> **Your task**: Write out all the entries word for word, but skip any images.

> **Supplied entries**:
= = = =
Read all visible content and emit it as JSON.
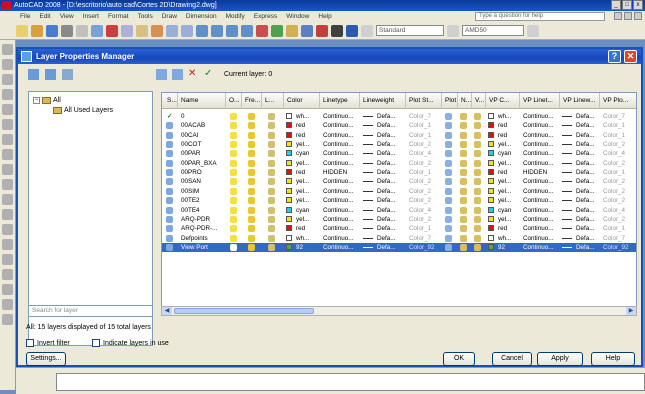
{
  "app": {
    "title": "AutoCAD 2008 - [D:\\escritorio\\auto cad\\Cortes 2D\\Drawing2.dwg]",
    "menu": [
      "File",
      "Edit",
      "View",
      "Insert",
      "Format",
      "Tools",
      "Draw",
      "Dimension",
      "Modify",
      "Express",
      "Window",
      "Help"
    ],
    "help_placeholder": "Type a question for help",
    "style_combo": "Standard",
    "text_combo": "AMD50"
  },
  "dialog": {
    "title": "Layer Properties Manager",
    "current_layer_label": "Current layer: 0",
    "tree": {
      "all": "All",
      "all_used": "All Used Layers"
    },
    "search_placeholder": "Search for layer",
    "status": "All: 15 layers displayed of 15 total layers",
    "invert_filter": "Invert filter",
    "indicate_in_use": "Indicate layers in use",
    "buttons": {
      "settings": "Settings...",
      "ok": "OK",
      "cancel": "Cancel",
      "apply": "Apply",
      "help": "Help"
    }
  },
  "table": {
    "columns": [
      "S...",
      "Name",
      "O...",
      "Fre...",
      "L...",
      "Color",
      "Linetype",
      "Lineweight",
      "Plot St...",
      "Plot",
      "N...",
      "V...",
      "VP C...",
      "VP Linet...",
      "VP Linew...",
      "VP Plo..."
    ],
    "rows": [
      {
        "name": "0",
        "color_name": "wh...",
        "color_hex": "#ffffff",
        "linetype": "Continuo...",
        "lineweight": "Defa...",
        "plot_style": "Color_7",
        "vp_color_name": "wh...",
        "vp_color_hex": "#ffffff",
        "vp_linetype": "Continuo...",
        "vp_lineweight": "Defa...",
        "vp_plot": "Color_7",
        "current": true
      },
      {
        "name": "00ACAB",
        "color_name": "red",
        "color_hex": "#e01010",
        "linetype": "Continuo...",
        "lineweight": "Defa...",
        "plot_style": "Color_1",
        "vp_color_name": "red",
        "vp_color_hex": "#e01010",
        "vp_linetype": "Continuo...",
        "vp_lineweight": "Defa...",
        "vp_plot": "Color_1"
      },
      {
        "name": "00CAI",
        "color_name": "red",
        "color_hex": "#e01010",
        "linetype": "Continuo...",
        "lineweight": "Defa...",
        "plot_style": "Color_1",
        "vp_color_name": "red",
        "vp_color_hex": "#e01010",
        "vp_linetype": "Continuo...",
        "vp_lineweight": "Defa...",
        "vp_plot": "Color_1"
      },
      {
        "name": "00COT",
        "color_name": "yel...",
        "color_hex": "#f0e020",
        "linetype": "Continuo...",
        "lineweight": "Defa...",
        "plot_style": "Color_2",
        "vp_color_name": "yel...",
        "vp_color_hex": "#f0e020",
        "vp_linetype": "Continuo...",
        "vp_lineweight": "Defa...",
        "vp_plot": "Color_2"
      },
      {
        "name": "00PAR",
        "color_name": "cyan",
        "color_hex": "#20d0e0",
        "linetype": "Continuo...",
        "lineweight": "Defa...",
        "plot_style": "Color_4",
        "vp_color_name": "cyan",
        "vp_color_hex": "#20d0e0",
        "vp_linetype": "Continuo...",
        "vp_lineweight": "Defa...",
        "vp_plot": "Color_4"
      },
      {
        "name": "00PAR_BXA",
        "color_name": "yel...",
        "color_hex": "#f0e020",
        "linetype": "Continuo...",
        "lineweight": "Defa...",
        "plot_style": "Color_2",
        "vp_color_name": "yel...",
        "vp_color_hex": "#f0e020",
        "vp_linetype": "Continuo...",
        "vp_lineweight": "Defa...",
        "vp_plot": "Color_2"
      },
      {
        "name": "00PRO",
        "color_name": "red",
        "color_hex": "#e01010",
        "linetype": "HIDDEN",
        "lineweight": "Defa...",
        "plot_style": "Color_1",
        "vp_color_name": "red",
        "vp_color_hex": "#e01010",
        "vp_linetype": "HIDDEN",
        "vp_lineweight": "Defa...",
        "vp_plot": "Color_1"
      },
      {
        "name": "00SAN",
        "color_name": "yel...",
        "color_hex": "#f0e020",
        "linetype": "Continuo...",
        "lineweight": "Defa...",
        "plot_style": "Color_2",
        "vp_color_name": "yel...",
        "vp_color_hex": "#f0e020",
        "vp_linetype": "Continuo...",
        "vp_lineweight": "Defa...",
        "vp_plot": "Color_2"
      },
      {
        "name": "00SIM",
        "color_name": "yel...",
        "color_hex": "#f0e020",
        "linetype": "Continuo...",
        "lineweight": "Defa...",
        "plot_style": "Color_2",
        "vp_color_name": "yel...",
        "vp_color_hex": "#f0e020",
        "vp_linetype": "Continuo...",
        "vp_lineweight": "Defa...",
        "vp_plot": "Color_2"
      },
      {
        "name": "00TE2",
        "color_name": "yel...",
        "color_hex": "#f0e020",
        "linetype": "Continuo...",
        "lineweight": "Defa...",
        "plot_style": "Color_2",
        "vp_color_name": "yel...",
        "vp_color_hex": "#f0e020",
        "vp_linetype": "Continuo...",
        "vp_lineweight": "Defa...",
        "vp_plot": "Color_2"
      },
      {
        "name": "00TE4",
        "color_name": "cyan",
        "color_hex": "#20d0e0",
        "linetype": "Continuo...",
        "lineweight": "Defa...",
        "plot_style": "Color_4",
        "vp_color_name": "cyan",
        "vp_color_hex": "#20d0e0",
        "vp_linetype": "Continuo...",
        "vp_lineweight": "Defa...",
        "vp_plot": "Color_4"
      },
      {
        "name": "ARQ-PDR",
        "color_name": "yel...",
        "color_hex": "#f0e020",
        "linetype": "Continuo...",
        "lineweight": "Defa...",
        "plot_style": "Color_2",
        "vp_color_name": "yel...",
        "vp_color_hex": "#f0e020",
        "vp_linetype": "Continuo...",
        "vp_lineweight": "Defa...",
        "vp_plot": "Color_2"
      },
      {
        "name": "ARQ-PDR-...",
        "color_name": "red",
        "color_hex": "#e01010",
        "linetype": "Continuo...",
        "lineweight": "Defa...",
        "plot_style": "Color_1",
        "vp_color_name": "red",
        "vp_color_hex": "#e01010",
        "vp_linetype": "Continuo...",
        "vp_lineweight": "Defa...",
        "vp_plot": "Color_1"
      },
      {
        "name": "Defpoints",
        "color_name": "wh...",
        "color_hex": "#ffffff",
        "linetype": "Continuo...",
        "lineweight": "Defa...",
        "plot_style": "Color_7",
        "vp_color_name": "wh...",
        "vp_color_hex": "#ffffff",
        "vp_linetype": "Continuo...",
        "vp_lineweight": "Defa...",
        "vp_plot": "Color_7"
      },
      {
        "name": "View Port",
        "color_name": "92",
        "color_hex": "#4fae3a",
        "linetype": "Continuo...",
        "lineweight": "Defa...",
        "plot_style": "Color_92",
        "vp_color_name": "92",
        "vp_color_hex": "#4fae3a",
        "vp_linetype": "Continuo...",
        "vp_lineweight": "Defa...",
        "vp_plot": "Color_92",
        "selected": true
      }
    ]
  },
  "colors": {
    "title_blue": "#1746b8",
    "selection_blue": "#316ac5"
  }
}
= = = =
> **Solution**:
Read all visible content and emit it as JSON.
{
  "app": {
    "title": "AutoCAD 2008 - [D:\\escritorio\\auto cad\\Cortes 2D\\Drawing2.dwg]",
    "menu": [
      "File",
      "Edit",
      "View",
      "Insert",
      "Format",
      "Tools",
      "Draw",
      "Dimension",
      "Modify",
      "Express",
      "Window",
      "Help"
    ],
    "help_placeholder": "Type a question for help",
    "style_combo": "Standard",
    "text_combo": "AMD50"
  },
  "dialog": {
    "title": "Layer Properties Manager",
    "current_layer_label": "Current layer: 0",
    "tree": {
      "all": "All",
      "all_used": "All Used Layers"
    },
    "search_placeholder": "Search for layer",
    "status": "All: 15 layers displayed of 15 total layers",
    "invert_filter": "Invert filter",
    "indicate_in_use": "Indicate layers in use",
    "buttons": {
      "settings": "Settings...",
      "ok": "OK",
      "cancel": "Cancel",
      "apply": "Apply",
      "help": "Help"
    }
  },
  "table": {
    "columns": [
      "S...",
      "Name",
      "O...",
      "Fre...",
      "L...",
      "Color",
      "Linetype",
      "Lineweight",
      "Plot St...",
      "Plot",
      "N...",
      "V...",
      "VP C...",
      "VP Linet...",
      "VP Linew...",
      "VP Plo..."
    ],
    "rows": [
      {
        "name": "0",
        "color_name": "wh...",
        "color_hex": "#ffffff",
        "linetype": "Continuo...",
        "lineweight": "Defa...",
        "plot_style": "Color_7",
        "vp_color_name": "wh...",
        "vp_color_hex": "#ffffff",
        "vp_linetype": "Continuo...",
        "vp_lineweight": "Defa...",
        "vp_plot": "Color_7",
        "current": true
      },
      {
        "name": "00ACAB",
        "color_name": "red",
        "color_hex": "#e01010",
        "linetype": "Continuo...",
        "lineweight": "Defa...",
        "plot_style": "Color_1",
        "vp_color_name": "red",
        "vp_color_hex": "#e01010",
        "vp_linetype": "Continuo...",
        "vp_lineweight": "Defa...",
        "vp_plot": "Color_1"
      },
      {
        "name": "00CAI",
        "color_name": "red",
        "color_hex": "#e01010",
        "linetype": "Continuo...",
        "lineweight": "Defa...",
        "plot_style": "Color_1",
        "vp_color_name": "red",
        "vp_color_hex": "#e01010",
        "vp_linetype": "Continuo...",
        "vp_lineweight": "Defa...",
        "vp_plot": "Color_1"
      },
      {
        "name": "00COT",
        "color_name": "yel...",
        "color_hex": "#f0e020",
        "linetype": "Continuo...",
        "lineweight": "Defa...",
        "plot_style": "Color_2",
        "vp_color_name": "yel...",
        "vp_color_hex": "#f0e020",
        "vp_linetype": "Continuo...",
        "vp_lineweight": "Defa...",
        "vp_plot": "Color_2"
      },
      {
        "name": "00PAR",
        "color_name": "cyan",
        "color_hex": "#20d0e0",
        "linetype": "Continuo...",
        "lineweight": "Defa...",
        "plot_style": "Color_4",
        "vp_color_name": "cyan",
        "vp_color_hex": "#20d0e0",
        "vp_linetype": "Continuo...",
        "vp_lineweight": "Defa...",
        "vp_plot": "Color_4"
      },
      {
        "name": "00PAR_BXA",
        "color_name": "yel...",
        "color_hex": "#f0e020",
        "linetype": "Continuo...",
        "lineweight": "Defa...",
        "plot_style": "Color_2",
        "vp_color_name": "yel...",
        "vp_color_hex": "#f0e020",
        "vp_linetype": "Continuo...",
        "vp_lineweight": "Defa...",
        "vp_plot": "Color_2"
      },
      {
        "name": "00PRO",
        "color_name": "red",
        "color_hex": "#e01010",
        "linetype": "HIDDEN",
        "lineweight": "Defa...",
        "plot_style": "Color_1",
        "vp_color_name": "red",
        "vp_color_hex": "#e01010",
        "vp_linetype": "HIDDEN",
        "vp_lineweight": "Defa...",
        "vp_plot": "Color_1"
      },
      {
        "name": "00SAN",
        "color_name": "yel...",
        "color_hex": "#f0e020",
        "linetype": "Continuo...",
        "lineweight": "Defa...",
        "plot_style": "Color_2",
        "vp_color_name": "yel...",
        "vp_color_hex": "#f0e020",
        "vp_linetype": "Continuo...",
        "vp_lineweight": "Defa...",
        "vp_plot": "Color_2"
      },
      {
        "name": "00SIM",
        "color_name": "yel...",
        "color_hex": "#f0e020",
        "linetype": "Continuo...",
        "lineweight": "Defa...",
        "plot_style": "Color_2",
        "vp_color_name": "yel...",
        "vp_color_hex": "#f0e020",
        "vp_linetype": "Continuo...",
        "vp_lineweight": "Defa...",
        "vp_plot": "Color_2"
      },
      {
        "name": "00TE2",
        "color_name": "yel...",
        "color_hex": "#f0e020",
        "linetype": "Continuo...",
        "lineweight": "Defa...",
        "plot_style": "Color_2",
        "vp_color_name": "yel...",
        "vp_color_hex": "#f0e020",
        "vp_linetype": "Continuo...",
        "vp_lineweight": "Defa...",
        "vp_plot": "Color_2"
      },
      {
        "name": "00TE4",
        "color_name": "cyan",
        "color_hex": "#20d0e0",
        "linetype": "Continuo...",
        "lineweight": "Defa...",
        "plot_style": "Color_4",
        "vp_color_name": "cyan",
        "vp_color_hex": "#20d0e0",
        "vp_linetype": "Continuo...",
        "vp_lineweight": "Defa...",
        "vp_plot": "Color_4"
      },
      {
        "name": "ARQ-PDR",
        "color_name": "yel...",
        "color_hex": "#f0e020",
        "linetype": "Continuo...",
        "lineweight": "Defa...",
        "plot_style": "Color_2",
        "vp_color_name": "yel...",
        "vp_color_hex": "#f0e020",
        "vp_linetype": "Continuo...",
        "vp_lineweight": "Defa...",
        "vp_plot": "Color_2"
      },
      {
        "name": "ARQ-PDR-...",
        "color_name": "red",
        "color_hex": "#e01010",
        "linetype": "Continuo...",
        "lineweight": "Defa...",
        "plot_style": "Color_1",
        "vp_color_name": "red",
        "vp_color_hex": "#e01010",
        "vp_linetype": "Continuo...",
        "vp_lineweight": "Defa...",
        "vp_plot": "Color_1"
      },
      {
        "name": "Defpoints",
        "color_name": "wh...",
        "color_hex": "#ffffff",
        "linetype": "Continuo...",
        "lineweight": "Defa...",
        "plot_style": "Color_7",
        "vp_color_name": "wh...",
        "vp_color_hex": "#ffffff",
        "vp_linetype": "Continuo...",
        "vp_lineweight": "Defa...",
        "vp_plot": "Color_7"
      },
      {
        "name": "View Port",
        "color_name": "92",
        "color_hex": "#4fae3a",
        "linetype": "Continuo...",
        "lineweight": "Defa...",
        "plot_style": "Color_92",
        "vp_color_name": "92",
        "vp_color_hex": "#4fae3a",
        "vp_linetype": "Continuo...",
        "vp_lineweight": "Defa...",
        "vp_plot": "Color_92",
        "selected": true
      }
    ]
  },
  "colors": {
    "title_blue": "#1746b8",
    "selection_blue": "#316ac5"
  }
}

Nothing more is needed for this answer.